>> BEGIN Data to use
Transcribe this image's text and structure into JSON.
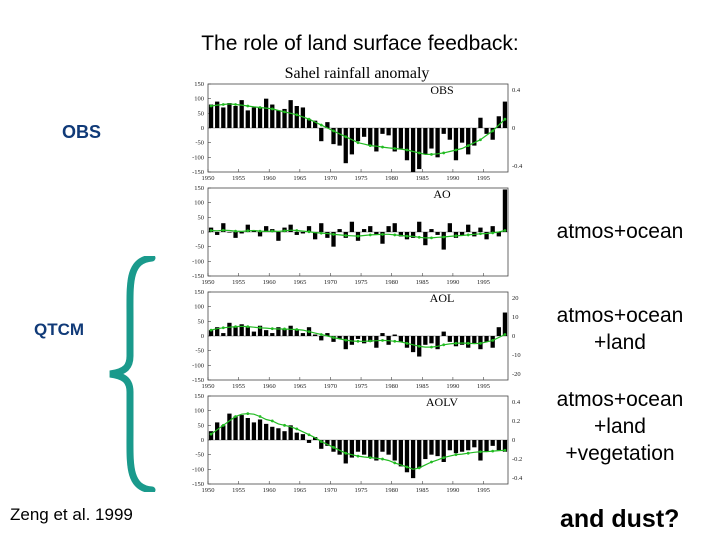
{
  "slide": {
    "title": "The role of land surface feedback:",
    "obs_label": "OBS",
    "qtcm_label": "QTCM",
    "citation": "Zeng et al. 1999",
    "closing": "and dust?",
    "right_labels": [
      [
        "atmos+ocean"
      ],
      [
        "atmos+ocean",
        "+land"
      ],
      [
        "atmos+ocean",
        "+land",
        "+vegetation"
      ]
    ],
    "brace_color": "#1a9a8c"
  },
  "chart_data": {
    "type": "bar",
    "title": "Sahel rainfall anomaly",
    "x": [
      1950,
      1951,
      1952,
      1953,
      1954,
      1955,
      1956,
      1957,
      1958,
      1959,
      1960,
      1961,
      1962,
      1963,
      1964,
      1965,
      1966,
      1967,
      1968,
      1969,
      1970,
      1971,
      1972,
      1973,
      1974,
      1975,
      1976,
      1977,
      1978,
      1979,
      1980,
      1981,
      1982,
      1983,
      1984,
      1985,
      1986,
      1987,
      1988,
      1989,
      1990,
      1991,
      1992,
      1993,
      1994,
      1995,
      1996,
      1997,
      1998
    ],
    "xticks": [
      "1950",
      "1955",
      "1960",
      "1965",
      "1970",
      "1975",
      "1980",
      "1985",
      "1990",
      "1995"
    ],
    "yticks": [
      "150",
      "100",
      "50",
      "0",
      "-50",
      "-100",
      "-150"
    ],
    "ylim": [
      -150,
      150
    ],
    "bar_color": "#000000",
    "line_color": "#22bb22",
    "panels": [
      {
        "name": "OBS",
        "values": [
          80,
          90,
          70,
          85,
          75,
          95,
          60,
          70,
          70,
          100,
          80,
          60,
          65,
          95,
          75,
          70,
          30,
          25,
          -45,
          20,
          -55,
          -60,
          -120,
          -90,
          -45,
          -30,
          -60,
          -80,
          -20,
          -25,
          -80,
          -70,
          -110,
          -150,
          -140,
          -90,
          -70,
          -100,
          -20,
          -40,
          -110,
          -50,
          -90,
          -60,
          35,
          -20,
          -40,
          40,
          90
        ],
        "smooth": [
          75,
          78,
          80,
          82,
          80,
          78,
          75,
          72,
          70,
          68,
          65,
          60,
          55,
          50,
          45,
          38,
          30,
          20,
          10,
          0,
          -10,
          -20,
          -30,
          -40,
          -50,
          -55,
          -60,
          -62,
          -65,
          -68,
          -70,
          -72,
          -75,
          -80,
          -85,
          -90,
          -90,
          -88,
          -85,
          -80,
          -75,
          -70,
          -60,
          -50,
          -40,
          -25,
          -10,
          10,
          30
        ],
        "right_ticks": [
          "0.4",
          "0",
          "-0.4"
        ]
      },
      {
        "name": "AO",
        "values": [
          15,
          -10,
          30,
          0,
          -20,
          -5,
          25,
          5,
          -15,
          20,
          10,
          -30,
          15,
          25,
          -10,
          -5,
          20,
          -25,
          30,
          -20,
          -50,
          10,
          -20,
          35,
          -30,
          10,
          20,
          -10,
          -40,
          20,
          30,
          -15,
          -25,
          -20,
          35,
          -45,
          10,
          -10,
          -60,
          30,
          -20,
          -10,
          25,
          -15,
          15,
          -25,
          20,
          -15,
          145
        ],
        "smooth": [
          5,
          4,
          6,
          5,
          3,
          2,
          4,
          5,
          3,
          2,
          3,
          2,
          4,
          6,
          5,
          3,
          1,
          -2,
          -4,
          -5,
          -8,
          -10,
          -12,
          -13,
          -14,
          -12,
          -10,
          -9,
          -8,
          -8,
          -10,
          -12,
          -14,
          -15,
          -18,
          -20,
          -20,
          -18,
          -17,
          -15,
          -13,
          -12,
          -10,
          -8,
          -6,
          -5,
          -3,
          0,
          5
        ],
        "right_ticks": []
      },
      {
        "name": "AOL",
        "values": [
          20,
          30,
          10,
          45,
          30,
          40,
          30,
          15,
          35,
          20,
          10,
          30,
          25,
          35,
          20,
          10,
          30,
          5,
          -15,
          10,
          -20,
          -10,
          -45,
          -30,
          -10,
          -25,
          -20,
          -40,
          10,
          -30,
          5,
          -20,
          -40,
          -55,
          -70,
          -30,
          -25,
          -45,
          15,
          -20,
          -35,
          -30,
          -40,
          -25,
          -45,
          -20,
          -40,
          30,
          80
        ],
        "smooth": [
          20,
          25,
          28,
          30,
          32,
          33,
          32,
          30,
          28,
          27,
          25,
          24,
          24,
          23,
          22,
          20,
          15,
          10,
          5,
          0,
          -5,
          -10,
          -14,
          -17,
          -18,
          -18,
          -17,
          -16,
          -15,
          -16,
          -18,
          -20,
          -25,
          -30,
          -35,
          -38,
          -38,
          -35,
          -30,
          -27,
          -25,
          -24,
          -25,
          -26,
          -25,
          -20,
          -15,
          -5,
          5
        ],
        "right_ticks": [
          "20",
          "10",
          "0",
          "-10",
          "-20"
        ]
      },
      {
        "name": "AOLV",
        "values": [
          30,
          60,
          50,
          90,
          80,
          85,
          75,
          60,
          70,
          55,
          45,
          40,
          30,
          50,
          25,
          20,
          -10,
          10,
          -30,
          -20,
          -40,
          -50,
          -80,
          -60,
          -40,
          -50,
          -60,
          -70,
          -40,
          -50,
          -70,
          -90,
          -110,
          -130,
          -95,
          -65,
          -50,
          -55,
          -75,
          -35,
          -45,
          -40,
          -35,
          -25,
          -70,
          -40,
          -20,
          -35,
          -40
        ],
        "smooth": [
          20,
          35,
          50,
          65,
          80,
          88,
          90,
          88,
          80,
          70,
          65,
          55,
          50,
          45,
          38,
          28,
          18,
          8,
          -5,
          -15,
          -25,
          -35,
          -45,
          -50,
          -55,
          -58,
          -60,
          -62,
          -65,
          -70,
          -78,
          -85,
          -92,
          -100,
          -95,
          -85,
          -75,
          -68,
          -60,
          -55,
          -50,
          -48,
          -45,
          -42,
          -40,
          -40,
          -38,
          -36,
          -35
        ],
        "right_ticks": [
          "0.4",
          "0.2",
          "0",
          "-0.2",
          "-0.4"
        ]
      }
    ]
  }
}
>> END Data to use
** Objective **
Every line above should be repeated exactly; pictures stay out of the copy.

** Response for this exercise **
Transcribe this image's text and structure into JSON.
{
  "slide": {
    "title": "The role of land surface feedback:",
    "obs_label": "OBS",
    "qtcm_label": "QTCM",
    "citation": "Zeng et al. 1999",
    "closing": "and dust?",
    "right_labels": [
      [
        "atmos+ocean"
      ],
      [
        "atmos+ocean",
        "+land"
      ],
      [
        "atmos+ocean",
        "+land",
        "+vegetation"
      ]
    ],
    "brace_color": "#1a9a8c"
  },
  "chart_data": {
    "type": "bar",
    "title": "Sahel rainfall anomaly",
    "x": [
      1950,
      1951,
      1952,
      1953,
      1954,
      1955,
      1956,
      1957,
      1958,
      1959,
      1960,
      1961,
      1962,
      1963,
      1964,
      1965,
      1966,
      1967,
      1968,
      1969,
      1970,
      1971,
      1972,
      1973,
      1974,
      1975,
      1976,
      1977,
      1978,
      1979,
      1980,
      1981,
      1982,
      1983,
      1984,
      1985,
      1986,
      1987,
      1988,
      1989,
      1990,
      1991,
      1992,
      1993,
      1994,
      1995,
      1996,
      1997,
      1998
    ],
    "xticks": [
      "1950",
      "1955",
      "1960",
      "1965",
      "1970",
      "1975",
      "1980",
      "1985",
      "1990",
      "1995"
    ],
    "yticks": [
      "150",
      "100",
      "50",
      "0",
      "-50",
      "-100",
      "-150"
    ],
    "ylim": [
      -150,
      150
    ],
    "bar_color": "#000000",
    "line_color": "#22bb22",
    "panels": [
      {
        "name": "OBS",
        "values": [
          80,
          90,
          70,
          85,
          75,
          95,
          60,
          70,
          70,
          100,
          80,
          60,
          65,
          95,
          75,
          70,
          30,
          25,
          -45,
          20,
          -55,
          -60,
          -120,
          -90,
          -45,
          -30,
          -60,
          -80,
          -20,
          -25,
          -80,
          -70,
          -110,
          -150,
          -140,
          -90,
          -70,
          -100,
          -20,
          -40,
          -110,
          -50,
          -90,
          -60,
          35,
          -20,
          -40,
          40,
          90
        ],
        "smooth": [
          75,
          78,
          80,
          82,
          80,
          78,
          75,
          72,
          70,
          68,
          65,
          60,
          55,
          50,
          45,
          38,
          30,
          20,
          10,
          0,
          -10,
          -20,
          -30,
          -40,
          -50,
          -55,
          -60,
          -62,
          -65,
          -68,
          -70,
          -72,
          -75,
          -80,
          -85,
          -90,
          -90,
          -88,
          -85,
          -80,
          -75,
          -70,
          -60,
          -50,
          -40,
          -25,
          -10,
          10,
          30
        ],
        "right_ticks": [
          "0.4",
          "0",
          "-0.4"
        ]
      },
      {
        "name": "AO",
        "values": [
          15,
          -10,
          30,
          0,
          -20,
          -5,
          25,
          5,
          -15,
          20,
          10,
          -30,
          15,
          25,
          -10,
          -5,
          20,
          -25,
          30,
          -20,
          -50,
          10,
          -20,
          35,
          -30,
          10,
          20,
          -10,
          -40,
          20,
          30,
          -15,
          -25,
          -20,
          35,
          -45,
          10,
          -10,
          -60,
          30,
          -20,
          -10,
          25,
          -15,
          15,
          -25,
          20,
          -15,
          145
        ],
        "smooth": [
          5,
          4,
          6,
          5,
          3,
          2,
          4,
          5,
          3,
          2,
          3,
          2,
          4,
          6,
          5,
          3,
          1,
          -2,
          -4,
          -5,
          -8,
          -10,
          -12,
          -13,
          -14,
          -12,
          -10,
          -9,
          -8,
          -8,
          -10,
          -12,
          -14,
          -15,
          -18,
          -20,
          -20,
          -18,
          -17,
          -15,
          -13,
          -12,
          -10,
          -8,
          -6,
          -5,
          -3,
          0,
          5
        ],
        "right_ticks": []
      },
      {
        "name": "AOL",
        "values": [
          20,
          30,
          10,
          45,
          30,
          40,
          30,
          15,
          35,
          20,
          10,
          30,
          25,
          35,
          20,
          10,
          30,
          5,
          -15,
          10,
          -20,
          -10,
          -45,
          -30,
          -10,
          -25,
          -20,
          -40,
          10,
          -30,
          5,
          -20,
          -40,
          -55,
          -70,
          -30,
          -25,
          -45,
          15,
          -20,
          -35,
          -30,
          -40,
          -25,
          -45,
          -20,
          -40,
          30,
          80
        ],
        "smooth": [
          20,
          25,
          28,
          30,
          32,
          33,
          32,
          30,
          28,
          27,
          25,
          24,
          24,
          23,
          22,
          20,
          15,
          10,
          5,
          0,
          -5,
          -10,
          -14,
          -17,
          -18,
          -18,
          -17,
          -16,
          -15,
          -16,
          -18,
          -20,
          -25,
          -30,
          -35,
          -38,
          -38,
          -35,
          -30,
          -27,
          -25,
          -24,
          -25,
          -26,
          -25,
          -20,
          -15,
          -5,
          5
        ],
        "right_ticks": [
          "20",
          "10",
          "0",
          "-10",
          "-20"
        ]
      },
      {
        "name": "AOLV",
        "values": [
          30,
          60,
          50,
          90,
          80,
          85,
          75,
          60,
          70,
          55,
          45,
          40,
          30,
          50,
          25,
          20,
          -10,
          10,
          -30,
          -20,
          -40,
          -50,
          -80,
          -60,
          -40,
          -50,
          -60,
          -70,
          -40,
          -50,
          -70,
          -90,
          -110,
          -130,
          -95,
          -65,
          -50,
          -55,
          -75,
          -35,
          -45,
          -40,
          -35,
          -25,
          -70,
          -40,
          -20,
          -35,
          -40
        ],
        "smooth": [
          20,
          35,
          50,
          65,
          80,
          88,
          90,
          88,
          80,
          70,
          65,
          55,
          50,
          45,
          38,
          28,
          18,
          8,
          -5,
          -15,
          -25,
          -35,
          -45,
          -50,
          -55,
          -58,
          -60,
          -62,
          -65,
          -70,
          -78,
          -85,
          -92,
          -100,
          -95,
          -85,
          -75,
          -68,
          -60,
          -55,
          -50,
          -48,
          -45,
          -42,
          -40,
          -40,
          -38,
          -36,
          -35
        ],
        "right_ticks": [
          "0.4",
          "0.2",
          "0",
          "-0.2",
          "-0.4"
        ]
      }
    ]
  }
}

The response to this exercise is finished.